◆ **The exercise**:
Read the lines that follow and pick out every one containing the word "girls".

>> start Source material

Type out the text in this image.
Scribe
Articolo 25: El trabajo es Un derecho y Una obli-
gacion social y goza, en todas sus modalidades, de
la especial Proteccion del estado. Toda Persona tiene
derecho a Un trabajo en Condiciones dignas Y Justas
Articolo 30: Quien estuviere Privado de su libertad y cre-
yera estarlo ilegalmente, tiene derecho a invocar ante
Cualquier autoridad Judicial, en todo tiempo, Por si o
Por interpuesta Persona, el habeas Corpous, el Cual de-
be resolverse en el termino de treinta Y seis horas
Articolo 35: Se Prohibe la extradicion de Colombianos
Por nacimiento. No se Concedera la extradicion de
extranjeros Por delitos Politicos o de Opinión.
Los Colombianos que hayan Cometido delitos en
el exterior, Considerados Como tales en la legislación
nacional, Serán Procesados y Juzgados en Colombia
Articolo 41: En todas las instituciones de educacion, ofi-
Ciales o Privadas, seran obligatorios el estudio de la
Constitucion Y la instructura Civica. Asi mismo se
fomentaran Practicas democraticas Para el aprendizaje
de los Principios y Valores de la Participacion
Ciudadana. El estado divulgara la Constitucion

>> end Source material
>> start Source material

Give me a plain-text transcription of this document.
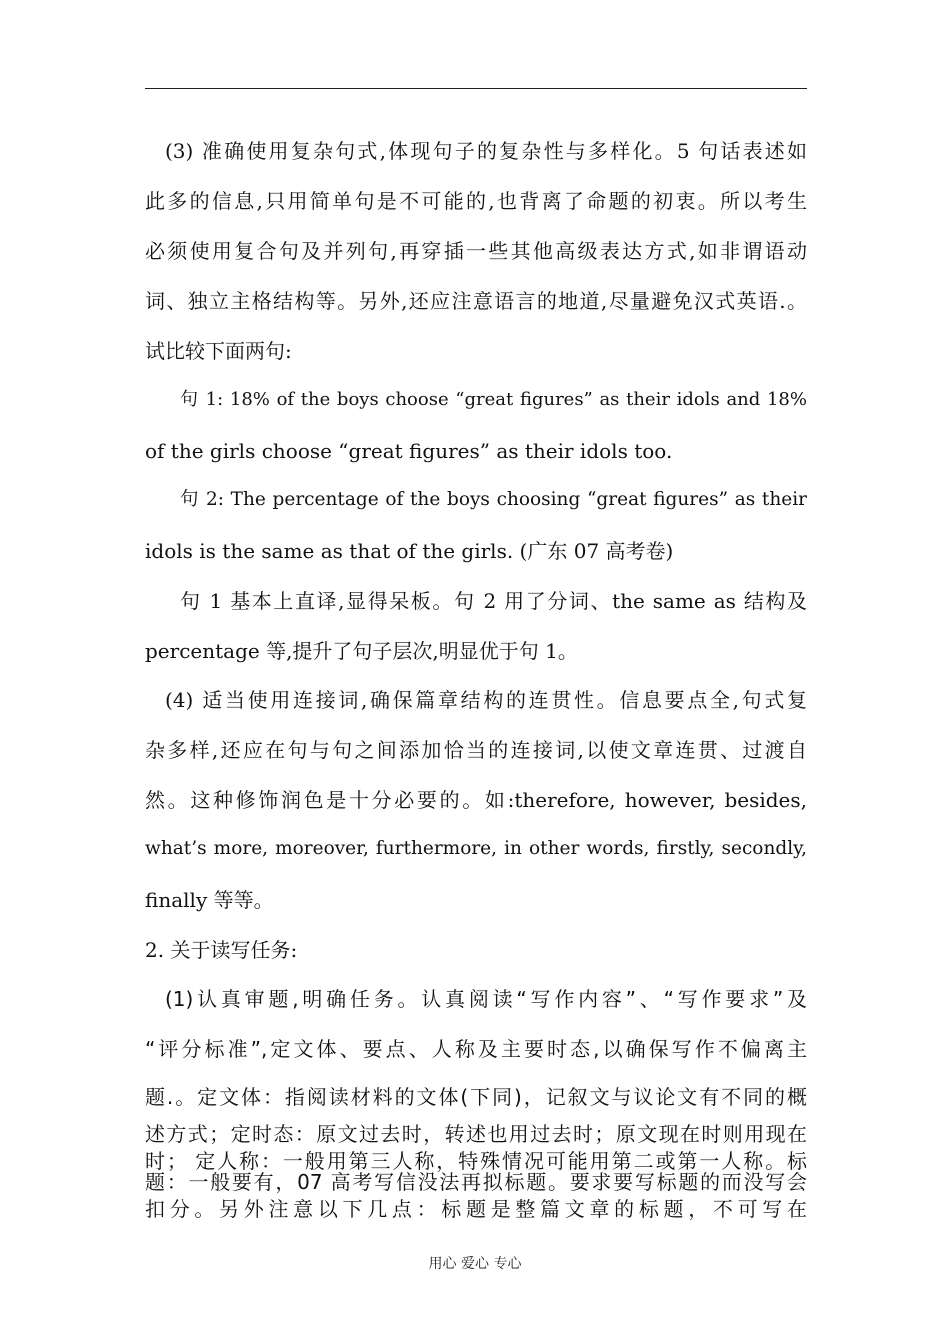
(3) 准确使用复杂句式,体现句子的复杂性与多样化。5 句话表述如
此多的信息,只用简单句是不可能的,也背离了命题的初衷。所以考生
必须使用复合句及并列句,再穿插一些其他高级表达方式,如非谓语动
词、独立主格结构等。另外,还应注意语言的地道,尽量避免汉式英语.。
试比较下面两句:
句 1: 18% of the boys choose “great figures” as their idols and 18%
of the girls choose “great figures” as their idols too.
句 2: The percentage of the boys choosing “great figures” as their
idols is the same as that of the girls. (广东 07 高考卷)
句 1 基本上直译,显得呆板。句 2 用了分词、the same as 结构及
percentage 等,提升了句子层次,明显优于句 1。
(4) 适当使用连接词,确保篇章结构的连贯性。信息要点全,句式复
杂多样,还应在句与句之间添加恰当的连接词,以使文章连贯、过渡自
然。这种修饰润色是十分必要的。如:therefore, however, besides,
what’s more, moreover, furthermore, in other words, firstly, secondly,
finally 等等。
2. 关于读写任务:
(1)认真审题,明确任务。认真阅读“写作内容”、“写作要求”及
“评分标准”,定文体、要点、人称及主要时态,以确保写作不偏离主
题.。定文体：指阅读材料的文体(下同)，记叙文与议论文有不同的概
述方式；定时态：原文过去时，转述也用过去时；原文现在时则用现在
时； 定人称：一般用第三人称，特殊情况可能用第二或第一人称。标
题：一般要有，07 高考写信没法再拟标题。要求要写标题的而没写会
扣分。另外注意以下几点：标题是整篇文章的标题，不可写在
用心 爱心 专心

>> end Source material

◆ **Exercise output**:
of the girls choose “great figures” as their idols too.
idols is the same as that of the girls. (广东 07 高考卷)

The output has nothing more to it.